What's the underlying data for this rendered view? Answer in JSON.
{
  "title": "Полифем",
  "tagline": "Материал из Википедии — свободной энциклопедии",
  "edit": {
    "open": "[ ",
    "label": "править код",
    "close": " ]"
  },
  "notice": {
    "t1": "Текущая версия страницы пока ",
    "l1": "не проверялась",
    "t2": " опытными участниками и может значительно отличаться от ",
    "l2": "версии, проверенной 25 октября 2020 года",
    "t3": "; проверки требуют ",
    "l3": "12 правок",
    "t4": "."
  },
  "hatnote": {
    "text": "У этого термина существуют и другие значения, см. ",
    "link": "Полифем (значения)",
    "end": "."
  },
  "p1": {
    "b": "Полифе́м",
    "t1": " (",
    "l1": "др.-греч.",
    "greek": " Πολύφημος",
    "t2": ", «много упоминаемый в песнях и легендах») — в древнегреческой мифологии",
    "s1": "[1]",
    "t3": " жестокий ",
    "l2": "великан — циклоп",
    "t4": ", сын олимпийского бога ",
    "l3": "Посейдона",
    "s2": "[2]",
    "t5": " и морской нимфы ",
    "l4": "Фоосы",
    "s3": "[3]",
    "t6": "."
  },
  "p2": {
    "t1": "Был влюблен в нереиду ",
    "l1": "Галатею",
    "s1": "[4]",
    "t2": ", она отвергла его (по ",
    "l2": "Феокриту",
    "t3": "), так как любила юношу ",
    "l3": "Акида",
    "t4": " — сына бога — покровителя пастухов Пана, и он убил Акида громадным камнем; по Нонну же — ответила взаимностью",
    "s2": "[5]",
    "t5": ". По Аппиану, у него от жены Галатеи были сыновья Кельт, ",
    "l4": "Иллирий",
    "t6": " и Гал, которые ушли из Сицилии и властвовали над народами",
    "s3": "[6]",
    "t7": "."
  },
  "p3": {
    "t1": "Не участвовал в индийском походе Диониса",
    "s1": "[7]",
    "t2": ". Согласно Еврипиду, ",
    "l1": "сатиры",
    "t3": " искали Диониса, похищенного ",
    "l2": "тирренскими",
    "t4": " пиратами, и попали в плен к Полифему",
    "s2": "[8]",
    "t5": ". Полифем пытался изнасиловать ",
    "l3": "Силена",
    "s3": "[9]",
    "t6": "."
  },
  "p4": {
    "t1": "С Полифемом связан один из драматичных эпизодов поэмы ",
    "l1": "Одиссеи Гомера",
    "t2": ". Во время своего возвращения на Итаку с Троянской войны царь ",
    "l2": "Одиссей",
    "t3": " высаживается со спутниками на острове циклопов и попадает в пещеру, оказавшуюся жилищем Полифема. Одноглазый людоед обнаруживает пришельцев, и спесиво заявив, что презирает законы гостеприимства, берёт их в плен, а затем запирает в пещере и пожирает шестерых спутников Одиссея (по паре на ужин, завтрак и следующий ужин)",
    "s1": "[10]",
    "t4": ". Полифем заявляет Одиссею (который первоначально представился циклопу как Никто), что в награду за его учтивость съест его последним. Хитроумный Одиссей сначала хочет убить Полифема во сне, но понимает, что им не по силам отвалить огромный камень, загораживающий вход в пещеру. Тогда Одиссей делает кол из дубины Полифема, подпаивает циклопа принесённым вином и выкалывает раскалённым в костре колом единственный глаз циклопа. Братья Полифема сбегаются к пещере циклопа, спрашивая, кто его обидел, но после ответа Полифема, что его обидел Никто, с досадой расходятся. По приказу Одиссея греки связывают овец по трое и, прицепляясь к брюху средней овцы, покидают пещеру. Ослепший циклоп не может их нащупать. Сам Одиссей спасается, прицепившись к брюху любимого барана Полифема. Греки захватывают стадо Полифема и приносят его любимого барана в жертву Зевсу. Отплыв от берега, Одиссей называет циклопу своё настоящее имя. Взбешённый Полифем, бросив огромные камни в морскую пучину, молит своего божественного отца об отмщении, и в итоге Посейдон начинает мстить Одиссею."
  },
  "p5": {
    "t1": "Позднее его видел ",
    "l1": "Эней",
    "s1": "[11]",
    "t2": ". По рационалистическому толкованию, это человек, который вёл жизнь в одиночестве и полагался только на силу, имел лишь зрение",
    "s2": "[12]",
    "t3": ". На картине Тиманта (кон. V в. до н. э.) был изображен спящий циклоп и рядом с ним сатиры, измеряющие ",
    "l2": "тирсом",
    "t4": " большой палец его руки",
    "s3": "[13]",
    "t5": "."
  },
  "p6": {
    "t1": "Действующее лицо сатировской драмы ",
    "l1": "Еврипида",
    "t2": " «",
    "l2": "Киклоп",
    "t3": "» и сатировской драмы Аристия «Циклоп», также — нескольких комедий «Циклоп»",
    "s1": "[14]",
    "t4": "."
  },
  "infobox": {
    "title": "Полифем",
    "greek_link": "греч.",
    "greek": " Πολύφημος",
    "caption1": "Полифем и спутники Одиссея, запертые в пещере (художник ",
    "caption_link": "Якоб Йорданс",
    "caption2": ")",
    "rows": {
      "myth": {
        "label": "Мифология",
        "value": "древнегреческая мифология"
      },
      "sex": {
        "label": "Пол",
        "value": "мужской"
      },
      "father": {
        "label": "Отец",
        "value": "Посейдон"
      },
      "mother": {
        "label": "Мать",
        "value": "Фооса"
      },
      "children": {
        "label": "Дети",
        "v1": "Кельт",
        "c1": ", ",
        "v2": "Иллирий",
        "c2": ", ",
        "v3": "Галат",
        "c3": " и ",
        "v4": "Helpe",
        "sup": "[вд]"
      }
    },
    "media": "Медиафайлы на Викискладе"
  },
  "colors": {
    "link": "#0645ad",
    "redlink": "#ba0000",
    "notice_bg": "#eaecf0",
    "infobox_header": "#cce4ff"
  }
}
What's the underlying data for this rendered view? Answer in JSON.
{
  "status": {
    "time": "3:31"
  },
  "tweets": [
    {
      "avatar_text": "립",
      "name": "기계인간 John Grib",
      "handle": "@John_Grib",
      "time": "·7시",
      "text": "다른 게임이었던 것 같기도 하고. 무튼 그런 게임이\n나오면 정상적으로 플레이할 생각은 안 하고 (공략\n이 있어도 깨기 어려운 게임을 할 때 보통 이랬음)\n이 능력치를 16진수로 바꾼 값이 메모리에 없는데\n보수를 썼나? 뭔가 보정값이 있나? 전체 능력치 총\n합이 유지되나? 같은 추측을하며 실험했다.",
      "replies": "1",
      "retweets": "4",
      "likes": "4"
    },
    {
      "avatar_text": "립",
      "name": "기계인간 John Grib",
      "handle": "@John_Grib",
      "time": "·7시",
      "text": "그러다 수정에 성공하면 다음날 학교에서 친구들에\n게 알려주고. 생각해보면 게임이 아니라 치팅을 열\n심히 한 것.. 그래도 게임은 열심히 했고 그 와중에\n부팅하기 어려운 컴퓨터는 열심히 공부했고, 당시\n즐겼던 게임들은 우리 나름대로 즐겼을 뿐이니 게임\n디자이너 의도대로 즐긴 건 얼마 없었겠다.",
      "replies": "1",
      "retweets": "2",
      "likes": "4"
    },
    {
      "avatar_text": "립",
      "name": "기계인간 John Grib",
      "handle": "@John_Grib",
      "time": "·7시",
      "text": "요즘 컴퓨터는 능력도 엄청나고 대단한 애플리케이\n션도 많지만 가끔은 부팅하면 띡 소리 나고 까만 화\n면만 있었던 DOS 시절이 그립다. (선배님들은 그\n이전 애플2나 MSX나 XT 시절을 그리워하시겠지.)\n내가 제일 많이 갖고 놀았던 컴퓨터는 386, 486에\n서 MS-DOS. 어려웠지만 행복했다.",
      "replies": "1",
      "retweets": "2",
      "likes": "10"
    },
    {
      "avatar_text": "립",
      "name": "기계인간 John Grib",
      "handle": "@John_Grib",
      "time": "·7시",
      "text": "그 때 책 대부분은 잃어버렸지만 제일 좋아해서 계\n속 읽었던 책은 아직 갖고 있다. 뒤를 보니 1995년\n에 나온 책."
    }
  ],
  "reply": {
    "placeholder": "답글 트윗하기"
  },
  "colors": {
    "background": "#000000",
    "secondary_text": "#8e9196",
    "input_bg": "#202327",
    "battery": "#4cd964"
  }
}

◆ ◆ ◆ ◆ ◆

• Exercise instructions
Sift the material for lines with the string "сатиры". Copy each one found.

• Result of the task
    "l1": "сатиры",
    "t3": ". На картине Тиманта (кон. V в. до н. э.) был изображен спящий циклоп и рядом с ним сатиры, измеряющие ",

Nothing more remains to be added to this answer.